Exercise
Copy out all lines where "округе" appears.

Listed entries

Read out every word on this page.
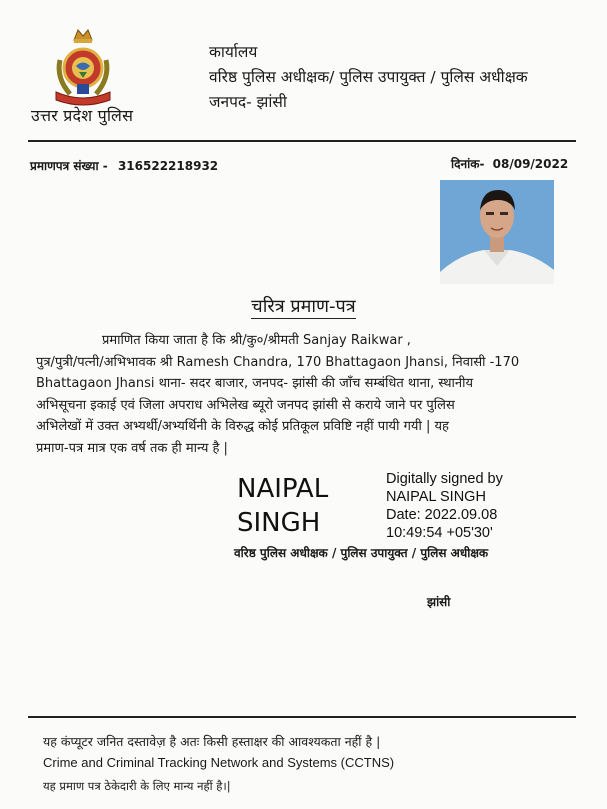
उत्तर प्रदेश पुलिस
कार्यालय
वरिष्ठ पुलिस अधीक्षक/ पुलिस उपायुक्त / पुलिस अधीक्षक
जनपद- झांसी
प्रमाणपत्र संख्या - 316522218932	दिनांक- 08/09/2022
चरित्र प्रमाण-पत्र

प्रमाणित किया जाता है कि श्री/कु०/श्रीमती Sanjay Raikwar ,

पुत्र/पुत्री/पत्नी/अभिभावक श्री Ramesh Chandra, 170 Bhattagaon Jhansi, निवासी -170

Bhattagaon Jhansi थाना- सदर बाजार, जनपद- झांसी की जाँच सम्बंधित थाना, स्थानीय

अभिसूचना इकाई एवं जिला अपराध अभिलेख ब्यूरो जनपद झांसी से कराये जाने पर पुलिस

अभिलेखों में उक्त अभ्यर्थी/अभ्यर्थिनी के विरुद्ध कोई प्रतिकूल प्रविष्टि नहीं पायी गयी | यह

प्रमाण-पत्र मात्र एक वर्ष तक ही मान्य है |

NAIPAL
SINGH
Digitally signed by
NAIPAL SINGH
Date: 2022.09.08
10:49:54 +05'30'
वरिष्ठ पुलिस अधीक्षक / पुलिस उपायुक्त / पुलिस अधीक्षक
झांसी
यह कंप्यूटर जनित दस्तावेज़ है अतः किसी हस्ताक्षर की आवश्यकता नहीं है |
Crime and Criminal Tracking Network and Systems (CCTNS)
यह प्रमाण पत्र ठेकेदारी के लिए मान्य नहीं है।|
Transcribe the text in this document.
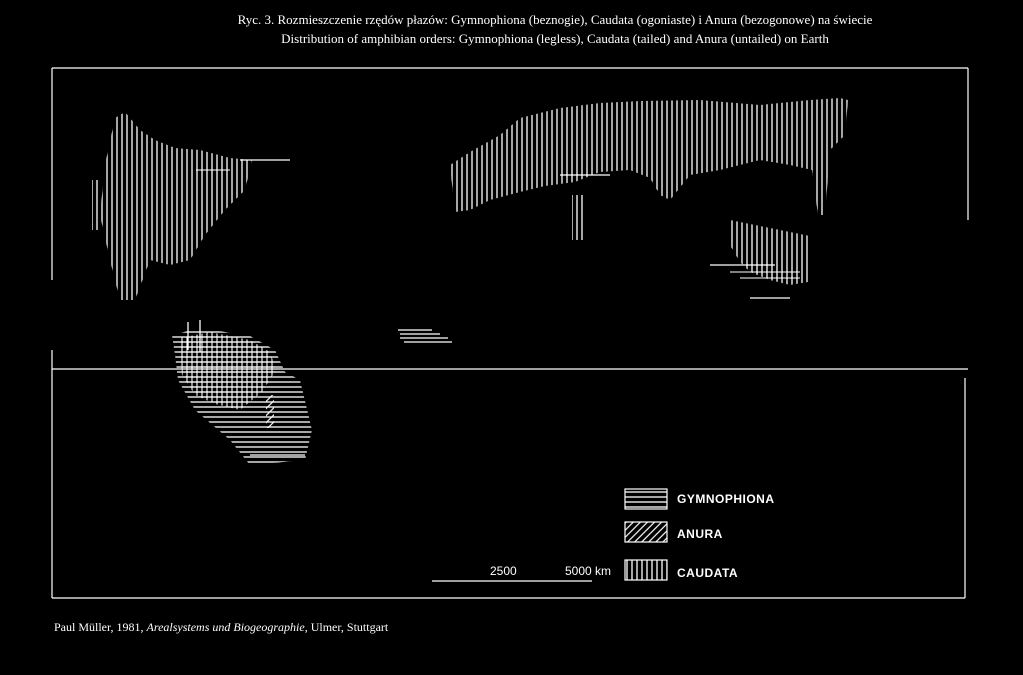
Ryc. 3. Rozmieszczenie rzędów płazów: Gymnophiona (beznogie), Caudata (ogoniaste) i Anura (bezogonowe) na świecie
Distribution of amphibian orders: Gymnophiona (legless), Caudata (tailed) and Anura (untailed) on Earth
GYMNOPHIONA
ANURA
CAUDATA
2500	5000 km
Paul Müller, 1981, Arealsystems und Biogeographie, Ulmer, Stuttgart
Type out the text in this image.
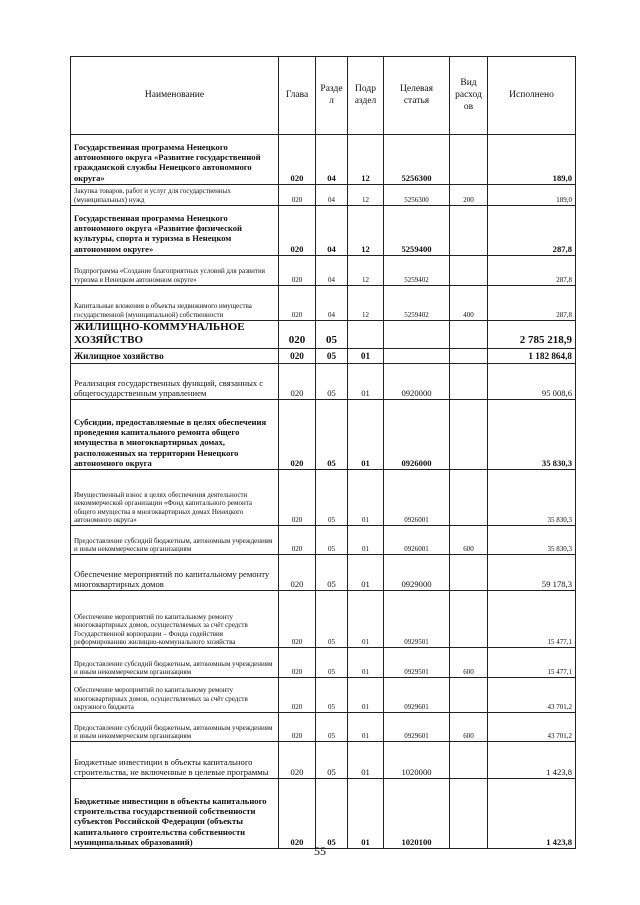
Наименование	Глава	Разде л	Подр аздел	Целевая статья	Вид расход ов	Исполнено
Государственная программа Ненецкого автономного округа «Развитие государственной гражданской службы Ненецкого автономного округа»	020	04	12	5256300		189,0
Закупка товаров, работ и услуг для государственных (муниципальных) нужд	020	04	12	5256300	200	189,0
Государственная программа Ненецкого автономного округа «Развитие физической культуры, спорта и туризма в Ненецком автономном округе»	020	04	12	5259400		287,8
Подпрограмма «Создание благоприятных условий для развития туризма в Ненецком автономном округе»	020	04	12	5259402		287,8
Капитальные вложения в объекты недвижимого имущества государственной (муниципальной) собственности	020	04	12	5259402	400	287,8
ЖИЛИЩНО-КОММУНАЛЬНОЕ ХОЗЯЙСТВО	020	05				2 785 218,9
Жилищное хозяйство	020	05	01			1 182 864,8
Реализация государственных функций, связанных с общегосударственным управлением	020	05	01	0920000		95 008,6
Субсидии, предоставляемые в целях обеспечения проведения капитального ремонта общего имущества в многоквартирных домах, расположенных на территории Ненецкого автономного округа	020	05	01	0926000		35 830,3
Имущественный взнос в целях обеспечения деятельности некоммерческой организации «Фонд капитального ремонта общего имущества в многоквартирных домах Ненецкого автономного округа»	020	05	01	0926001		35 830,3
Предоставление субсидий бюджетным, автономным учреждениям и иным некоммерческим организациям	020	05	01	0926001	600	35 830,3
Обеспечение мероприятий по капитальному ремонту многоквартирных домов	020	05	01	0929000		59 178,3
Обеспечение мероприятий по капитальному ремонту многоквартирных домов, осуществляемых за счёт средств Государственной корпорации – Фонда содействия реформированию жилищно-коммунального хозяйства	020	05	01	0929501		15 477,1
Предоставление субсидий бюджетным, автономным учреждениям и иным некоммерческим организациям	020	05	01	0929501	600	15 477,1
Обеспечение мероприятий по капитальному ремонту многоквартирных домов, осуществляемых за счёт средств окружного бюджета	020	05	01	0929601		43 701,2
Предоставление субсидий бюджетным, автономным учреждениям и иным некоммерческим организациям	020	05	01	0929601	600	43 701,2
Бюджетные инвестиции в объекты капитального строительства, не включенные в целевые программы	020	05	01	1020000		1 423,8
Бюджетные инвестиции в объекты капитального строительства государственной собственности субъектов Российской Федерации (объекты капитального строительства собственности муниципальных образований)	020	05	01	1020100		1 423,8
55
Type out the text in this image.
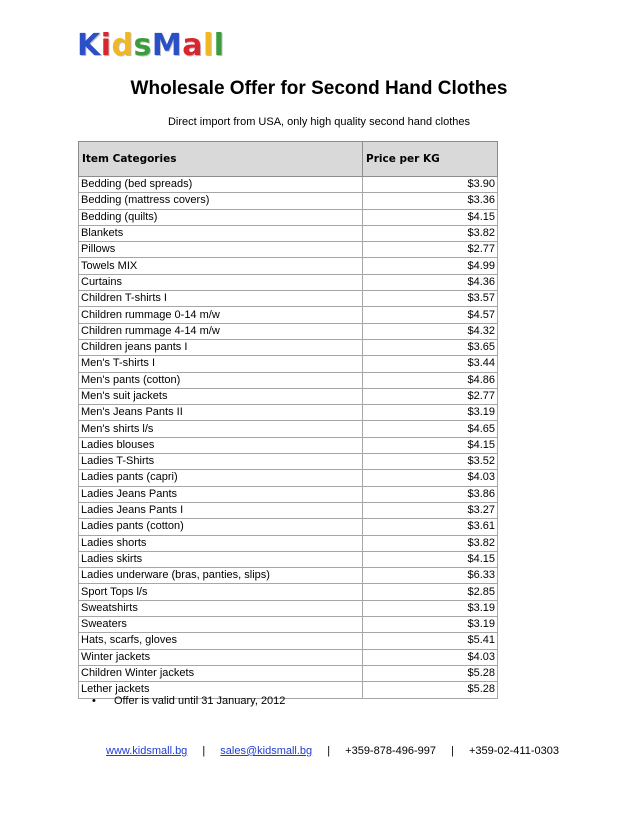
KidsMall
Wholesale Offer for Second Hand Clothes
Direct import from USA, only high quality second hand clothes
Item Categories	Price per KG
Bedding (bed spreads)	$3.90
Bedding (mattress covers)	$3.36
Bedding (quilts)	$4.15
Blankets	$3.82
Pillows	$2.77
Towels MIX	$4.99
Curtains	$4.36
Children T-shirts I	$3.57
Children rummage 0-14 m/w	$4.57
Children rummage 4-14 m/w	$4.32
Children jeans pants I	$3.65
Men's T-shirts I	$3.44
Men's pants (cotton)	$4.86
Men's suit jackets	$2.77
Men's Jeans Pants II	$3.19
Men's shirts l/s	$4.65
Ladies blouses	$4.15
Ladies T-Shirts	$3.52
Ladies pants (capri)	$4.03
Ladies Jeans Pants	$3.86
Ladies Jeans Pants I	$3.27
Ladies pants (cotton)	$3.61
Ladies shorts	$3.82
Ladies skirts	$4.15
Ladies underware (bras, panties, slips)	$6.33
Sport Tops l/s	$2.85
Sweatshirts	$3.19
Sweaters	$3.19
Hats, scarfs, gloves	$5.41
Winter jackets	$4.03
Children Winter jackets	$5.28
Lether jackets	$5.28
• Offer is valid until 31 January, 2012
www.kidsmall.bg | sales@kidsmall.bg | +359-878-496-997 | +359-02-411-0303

Exercise output
Государственная программа Ненецкого автономного округа «Развитие физической культуры, спорта и туризма в Ненецком автономном округе»	020	04	12	5259400		287,8
Подпрограмма «Создание благоприятных условий для развития туризма в Ненецком автономном округе»	020	04	12	5259402		287,8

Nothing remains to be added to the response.